» RECORDS FOR THIS TASK

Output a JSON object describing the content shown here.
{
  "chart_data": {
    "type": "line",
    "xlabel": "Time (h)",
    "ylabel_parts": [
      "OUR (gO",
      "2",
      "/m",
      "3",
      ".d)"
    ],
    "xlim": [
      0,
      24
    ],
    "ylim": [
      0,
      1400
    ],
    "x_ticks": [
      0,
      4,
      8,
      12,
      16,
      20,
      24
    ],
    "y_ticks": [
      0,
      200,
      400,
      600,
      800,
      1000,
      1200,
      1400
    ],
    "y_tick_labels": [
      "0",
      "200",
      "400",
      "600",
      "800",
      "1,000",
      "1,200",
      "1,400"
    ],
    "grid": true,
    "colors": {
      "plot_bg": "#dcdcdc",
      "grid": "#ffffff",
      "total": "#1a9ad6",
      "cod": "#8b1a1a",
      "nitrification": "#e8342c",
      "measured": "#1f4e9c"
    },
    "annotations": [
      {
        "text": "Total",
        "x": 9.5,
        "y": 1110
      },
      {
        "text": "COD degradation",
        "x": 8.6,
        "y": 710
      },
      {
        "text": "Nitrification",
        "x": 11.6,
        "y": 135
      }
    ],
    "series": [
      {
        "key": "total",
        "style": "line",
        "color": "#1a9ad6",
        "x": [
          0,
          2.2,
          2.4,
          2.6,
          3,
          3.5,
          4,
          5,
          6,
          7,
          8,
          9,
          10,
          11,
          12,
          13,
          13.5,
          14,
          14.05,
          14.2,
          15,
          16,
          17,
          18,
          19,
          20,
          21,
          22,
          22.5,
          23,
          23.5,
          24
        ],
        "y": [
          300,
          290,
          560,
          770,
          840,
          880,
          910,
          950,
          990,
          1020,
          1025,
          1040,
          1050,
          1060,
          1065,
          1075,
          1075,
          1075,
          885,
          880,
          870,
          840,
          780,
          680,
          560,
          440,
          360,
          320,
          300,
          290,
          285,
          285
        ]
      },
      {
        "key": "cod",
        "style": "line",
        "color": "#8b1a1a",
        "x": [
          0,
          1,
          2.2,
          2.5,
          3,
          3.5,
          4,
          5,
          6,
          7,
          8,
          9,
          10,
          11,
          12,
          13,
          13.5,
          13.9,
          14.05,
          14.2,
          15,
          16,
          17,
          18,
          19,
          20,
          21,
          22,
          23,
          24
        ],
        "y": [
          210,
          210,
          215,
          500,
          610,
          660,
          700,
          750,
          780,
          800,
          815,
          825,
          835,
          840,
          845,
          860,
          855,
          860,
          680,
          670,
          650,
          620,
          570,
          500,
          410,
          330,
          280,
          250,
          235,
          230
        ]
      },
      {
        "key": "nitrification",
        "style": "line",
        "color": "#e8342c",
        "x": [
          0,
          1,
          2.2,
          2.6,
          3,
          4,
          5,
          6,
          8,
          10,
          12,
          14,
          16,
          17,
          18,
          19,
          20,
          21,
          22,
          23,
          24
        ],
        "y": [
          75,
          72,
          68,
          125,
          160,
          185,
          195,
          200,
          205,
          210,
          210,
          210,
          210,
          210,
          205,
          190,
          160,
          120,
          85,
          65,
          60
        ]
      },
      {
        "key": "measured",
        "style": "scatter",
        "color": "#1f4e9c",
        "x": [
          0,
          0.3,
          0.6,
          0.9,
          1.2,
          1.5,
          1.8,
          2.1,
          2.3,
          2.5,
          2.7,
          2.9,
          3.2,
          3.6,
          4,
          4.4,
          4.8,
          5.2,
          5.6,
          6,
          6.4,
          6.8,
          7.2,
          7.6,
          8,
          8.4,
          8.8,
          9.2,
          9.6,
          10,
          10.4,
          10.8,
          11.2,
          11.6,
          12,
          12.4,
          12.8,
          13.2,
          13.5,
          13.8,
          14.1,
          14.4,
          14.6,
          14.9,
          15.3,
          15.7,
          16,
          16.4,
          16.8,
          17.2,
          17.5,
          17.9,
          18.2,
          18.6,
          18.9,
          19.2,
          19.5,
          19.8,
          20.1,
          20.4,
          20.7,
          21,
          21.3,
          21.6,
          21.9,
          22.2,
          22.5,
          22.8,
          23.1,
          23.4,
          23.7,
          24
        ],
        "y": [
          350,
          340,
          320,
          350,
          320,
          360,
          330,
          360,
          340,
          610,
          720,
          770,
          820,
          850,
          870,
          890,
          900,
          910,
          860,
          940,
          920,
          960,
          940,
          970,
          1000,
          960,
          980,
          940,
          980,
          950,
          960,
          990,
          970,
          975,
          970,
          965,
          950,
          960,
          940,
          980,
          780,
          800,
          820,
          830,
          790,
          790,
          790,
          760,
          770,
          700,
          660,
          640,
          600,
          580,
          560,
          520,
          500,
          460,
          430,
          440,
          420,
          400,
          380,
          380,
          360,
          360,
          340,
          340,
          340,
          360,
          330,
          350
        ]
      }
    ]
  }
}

» GOAL
Reproduce the entries above in full by retyping them exactly.

» EXERCISE OUTPUT
Output a JSON object describing the content shown here.
{
  "chart_data": {
    "type": "line",
    "xlabel": "Time (h)",
    "ylabel_parts": [
      "OUR (gO",
      "2",
      "/m",
      "3",
      ".d)"
    ],
    "xlim": [
      0,
      24
    ],
    "ylim": [
      0,
      1400
    ],
    "x_ticks": [
      0,
      4,
      8,
      12,
      16,
      20,
      24
    ],
    "y_ticks": [
      0,
      200,
      400,
      600,
      800,
      1000,
      1200,
      1400
    ],
    "y_tick_labels": [
      "0",
      "200",
      "400",
      "600",
      "800",
      "1,000",
      "1,200",
      "1,400"
    ],
    "grid": true,
    "colors": {
      "plot_bg": "#dcdcdc",
      "grid": "#ffffff",
      "total": "#1a9ad6",
      "cod": "#8b1a1a",
      "nitrification": "#e8342c",
      "measured": "#1f4e9c"
    },
    "annotations": [
      {
        "text": "Total",
        "x": 9.5,
        "y": 1110
      },
      {
        "text": "COD degradation",
        "x": 8.6,
        "y": 710
      },
      {
        "text": "Nitrification",
        "x": 11.6,
        "y": 135
      }
    ],
    "series": [
      {
        "key": "total",
        "style": "line",
        "color": "#1a9ad6",
        "x": [
          0,
          2.2,
          2.4,
          2.6,
          3,
          3.5,
          4,
          5,
          6,
          7,
          8,
          9,
          10,
          11,
          12,
          13,
          13.5,
          14,
          14.05,
          14.2,
          15,
          16,
          17,
          18,
          19,
          20,
          21,
          22,
          22.5,
          23,
          23.5,
          24
        ],
        "y": [
          300,
          290,
          560,
          770,
          840,
          880,
          910,
          950,
          990,
          1020,
          1025,
          1040,
          1050,
          1060,
          1065,
          1075,
          1075,
          1075,
          885,
          880,
          870,
          840,
          780,
          680,
          560,
          440,
          360,
          320,
          300,
          290,
          285,
          285
        ]
      },
      {
        "key": "cod",
        "style": "line",
        "color": "#8b1a1a",
        "x": [
          0,
          1,
          2.2,
          2.5,
          3,
          3.5,
          4,
          5,
          6,
          7,
          8,
          9,
          10,
          11,
          12,
          13,
          13.5,
          13.9,
          14.05,
          14.2,
          15,
          16,
          17,
          18,
          19,
          20,
          21,
          22,
          23,
          24
        ],
        "y": [
          210,
          210,
          215,
          500,
          610,
          660,
          700,
          750,
          780,
          800,
          815,
          825,
          835,
          840,
          845,
          860,
          855,
          860,
          680,
          670,
          650,
          620,
          570,
          500,
          410,
          330,
          280,
          250,
          235,
          230
        ]
      },
      {
        "key": "nitrification",
        "style": "line",
        "color": "#e8342c",
        "x": [
          0,
          1,
          2.2,
          2.6,
          3,
          4,
          5,
          6,
          8,
          10,
          12,
          14,
          16,
          17,
          18,
          19,
          20,
          21,
          22,
          23,
          24
        ],
        "y": [
          75,
          72,
          68,
          125,
          160,
          185,
          195,
          200,
          205,
          210,
          210,
          210,
          210,
          210,
          205,
          190,
          160,
          120,
          85,
          65,
          60
        ]
      },
      {
        "key": "measured",
        "style": "scatter",
        "color": "#1f4e9c",
        "x": [
          0,
          0.3,
          0.6,
          0.9,
          1.2,
          1.5,
          1.8,
          2.1,
          2.3,
          2.5,
          2.7,
          2.9,
          3.2,
          3.6,
          4,
          4.4,
          4.8,
          5.2,
          5.6,
          6,
          6.4,
          6.8,
          7.2,
          7.6,
          8,
          8.4,
          8.8,
          9.2,
          9.6,
          10,
          10.4,
          10.8,
          11.2,
          11.6,
          12,
          12.4,
          12.8,
          13.2,
          13.5,
          13.8,
          14.1,
          14.4,
          14.6,
          14.9,
          15.3,
          15.7,
          16,
          16.4,
          16.8,
          17.2,
          17.5,
          17.9,
          18.2,
          18.6,
          18.9,
          19.2,
          19.5,
          19.8,
          20.1,
          20.4,
          20.7,
          21,
          21.3,
          21.6,
          21.9,
          22.2,
          22.5,
          22.8,
          23.1,
          23.4,
          23.7,
          24
        ],
        "y": [
          350,
          340,
          320,
          350,
          320,
          360,
          330,
          360,
          340,
          610,
          720,
          770,
          820,
          850,
          870,
          890,
          900,
          910,
          860,
          940,
          920,
          960,
          940,
          970,
          1000,
          960,
          980,
          940,
          980,
          950,
          960,
          990,
          970,
          975,
          970,
          965,
          950,
          960,
          940,
          980,
          780,
          800,
          820,
          830,
          790,
          790,
          790,
          760,
          770,
          700,
          660,
          640,
          600,
          580,
          560,
          520,
          500,
          460,
          430,
          440,
          420,
          400,
          380,
          380,
          360,
          360,
          340,
          340,
          340,
          360,
          330,
          350
        ]
      }
    ]
  }
}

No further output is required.